Extracted information:

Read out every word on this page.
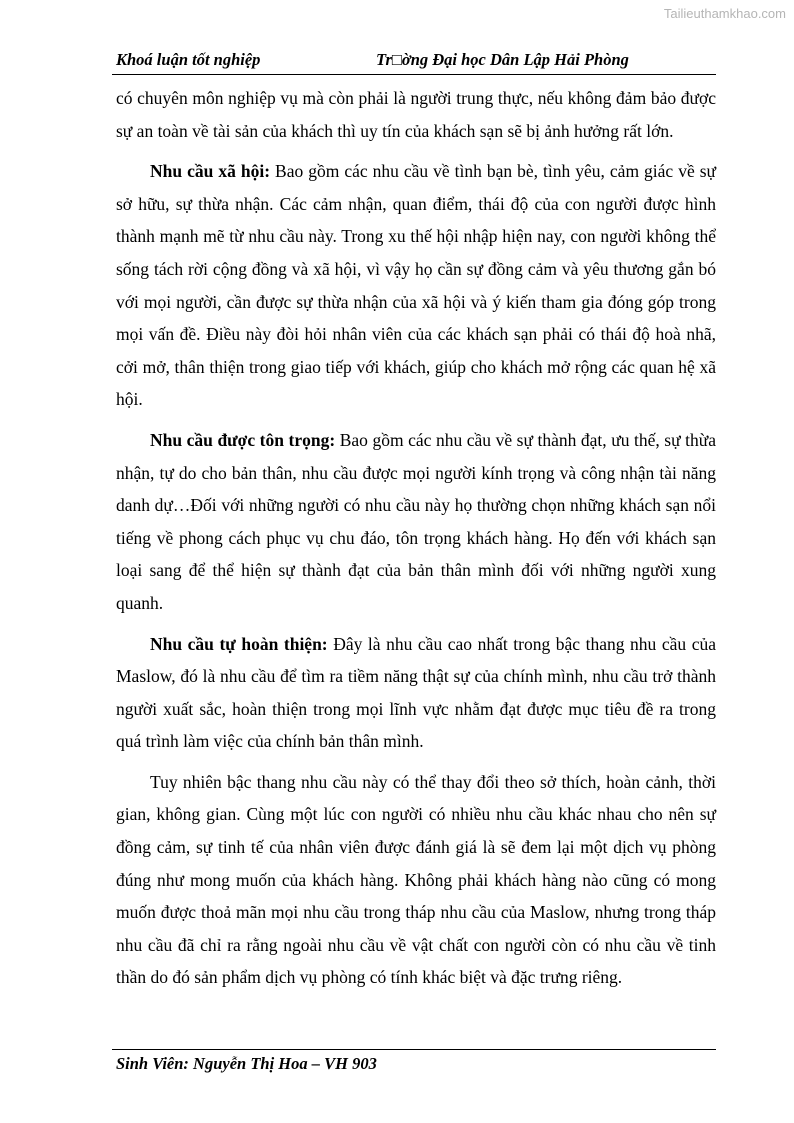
Tailieuthamkhao.com
Khoá luận tốt nghiệp	Tr□ờng Đại học Dân Lập Hải Phòng

có chuyên môn nghiệp vụ mà còn phải là người trung thực, nếu không đảm bảo được sự an toàn về tài sản của khách thì uy tín của khách sạn sẽ bị ảnh hưởng rất lớn.

Nhu cầu xã hội: Bao gồm các nhu cầu về tình bạn bè, tình yêu, cảm giác về sự sở hữu, sự thừa nhận. Các cảm nhận, quan điểm, thái độ của con người được hình thành mạnh mẽ từ nhu cầu này. Trong xu thế hội nhập hiện nay, con người không thể sống tách rời cộng đồng và xã hội, vì vậy họ cần sự đồng cảm và yêu thương gắn bó với mọi người, cần được sự thừa nhận của xã hội và ý kiến tham gia đóng góp trong mọi vấn đề. Điều này đòi hỏi nhân viên của các khách sạn phải có thái độ hoà nhã, cởi mở, thân thiện trong giao tiếp với khách, giúp cho khách mở rộng các quan hệ xã hội.

Nhu cầu được tôn trọng: Bao gồm các nhu cầu về sự thành đạt, ưu thế, sự thừa nhận, tự do cho bản thân, nhu cầu được mọi người kính trọng và công nhận tài năng danh dự…Đối với những người có nhu cầu này họ thường chọn những khách sạn nổi tiếng về phong cách phục vụ chu đáo, tôn trọng khách hàng. Họ đến với khách sạn loại sang để thể hiện sự thành đạt của bản thân mình đối với những người xung quanh.

Nhu cầu tự hoàn thiện: Đây là nhu cầu cao nhất trong bậc thang nhu cầu của Maslow, đó là nhu cầu để tìm ra tiềm năng thật sự của chính mình, nhu cầu trở thành người xuất sắc, hoàn thiện trong mọi lĩnh vực nhằm đạt được mục tiêu đề ra trong quá trình làm việc của chính bản thân mình.

Tuy nhiên bậc thang nhu cầu này có thể thay đổi theo sở thích, hoàn cảnh, thời gian, không gian. Cùng một lúc con người có nhiều nhu cầu khác nhau cho nên sự đồng cảm, sự tinh tế của nhân viên được đánh giá là sẽ đem lại một dịch vụ phòng đúng như mong muốn của khách hàng. Không phải khách hàng nào cũng có mong muốn được thoả mãn mọi nhu cầu trong tháp nhu cầu của Maslow, nhưng trong tháp nhu cầu đã chỉ ra rằng ngoài nhu cầu về vật chất con người còn có nhu cầu về tinh thần do đó sản phẩm dịch vụ phòng có tính khác biệt và đặc trưng riêng.

Sinh Viên: Nguyễn Thị Hoa – VH 903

Given request: Repeat the material above verbatim. Leave the pictures behind.

Task solution:
Read out every word on this page.
Tailieuthamkhao.com
Khoá luận tốt nghiệp	Tr□ờng Đại học Dân Lập Hải Phòng

có chuyên môn nghiệp vụ mà còn phải là người trung thực, nếu không đảm bảo được sự an toàn về tài sản của khách thì uy tín của khách sạn sẽ bị ảnh hưởng rất lớn.

Nhu cầu xã hội: Bao gồm các nhu cầu về tình bạn bè, tình yêu, cảm giác về sự sở hữu, sự thừa nhận. Các cảm nhận, quan điểm, thái độ của con người được hình thành mạnh mẽ từ nhu cầu này. Trong xu thế hội nhập hiện nay, con người không thể sống tách rời cộng đồng và xã hội, vì vậy họ cần sự đồng cảm và yêu thương gắn bó với mọi người, cần được sự thừa nhận của xã hội và ý kiến tham gia đóng góp trong mọi vấn đề. Điều này đòi hỏi nhân viên của các khách sạn phải có thái độ hoà nhã, cởi mở, thân thiện trong giao tiếp với khách, giúp cho khách mở rộng các quan hệ xã hội.

Nhu cầu được tôn trọng: Bao gồm các nhu cầu về sự thành đạt, ưu thế, sự thừa nhận, tự do cho bản thân, nhu cầu được mọi người kính trọng và công nhận tài năng danh dự…Đối với những người có nhu cầu này họ thường chọn những khách sạn nổi tiếng về phong cách phục vụ chu đáo, tôn trọng khách hàng. Họ đến với khách sạn loại sang để thể hiện sự thành đạt của bản thân mình đối với những người xung quanh.

Nhu cầu tự hoàn thiện: Đây là nhu cầu cao nhất trong bậc thang nhu cầu của Maslow, đó là nhu cầu để tìm ra tiềm năng thật sự của chính mình, nhu cầu trở thành người xuất sắc, hoàn thiện trong mọi lĩnh vực nhằm đạt được mục tiêu đề ra trong quá trình làm việc của chính bản thân mình.

Tuy nhiên bậc thang nhu cầu này có thể thay đổi theo sở thích, hoàn cảnh, thời gian, không gian. Cùng một lúc con người có nhiều nhu cầu khác nhau cho nên sự đồng cảm, sự tinh tế của nhân viên được đánh giá là sẽ đem lại một dịch vụ phòng đúng như mong muốn của khách hàng. Không phải khách hàng nào cũng có mong muốn được thoả mãn mọi nhu cầu trong tháp nhu cầu của Maslow, nhưng trong tháp nhu cầu đã chỉ ra rằng ngoài nhu cầu về vật chất con người còn có nhu cầu về tinh thần do đó sản phẩm dịch vụ phòng có tính khác biệt và đặc trưng riêng.

Sinh Viên: Nguyễn Thị Hoa – VH 903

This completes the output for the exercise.